Task to carry out -> All lines in the data bearing the string "записи" should be identified and copied.

Information shown ->
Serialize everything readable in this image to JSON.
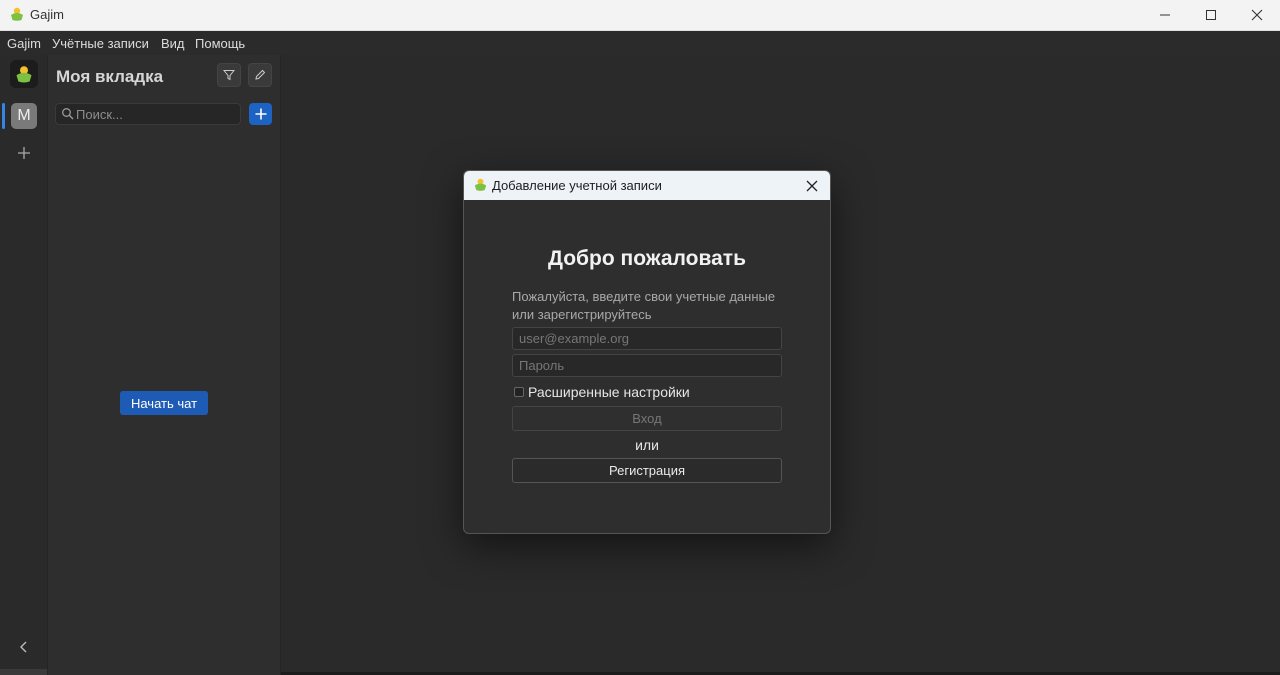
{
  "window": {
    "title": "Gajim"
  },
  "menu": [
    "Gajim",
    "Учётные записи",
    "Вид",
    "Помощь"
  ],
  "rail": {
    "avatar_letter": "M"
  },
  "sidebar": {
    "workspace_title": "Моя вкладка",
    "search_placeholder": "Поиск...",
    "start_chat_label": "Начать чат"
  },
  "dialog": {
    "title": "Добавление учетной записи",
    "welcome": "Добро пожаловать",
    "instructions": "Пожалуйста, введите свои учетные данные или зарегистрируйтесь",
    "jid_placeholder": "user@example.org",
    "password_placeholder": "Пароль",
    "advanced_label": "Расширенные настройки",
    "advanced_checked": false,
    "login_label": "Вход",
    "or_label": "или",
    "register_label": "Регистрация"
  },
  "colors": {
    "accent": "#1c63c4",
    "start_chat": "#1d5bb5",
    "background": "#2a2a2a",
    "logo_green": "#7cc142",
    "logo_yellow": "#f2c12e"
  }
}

Reply to the exercise ->
    "Учётные записи",
    "title": "Добавление учетной записи",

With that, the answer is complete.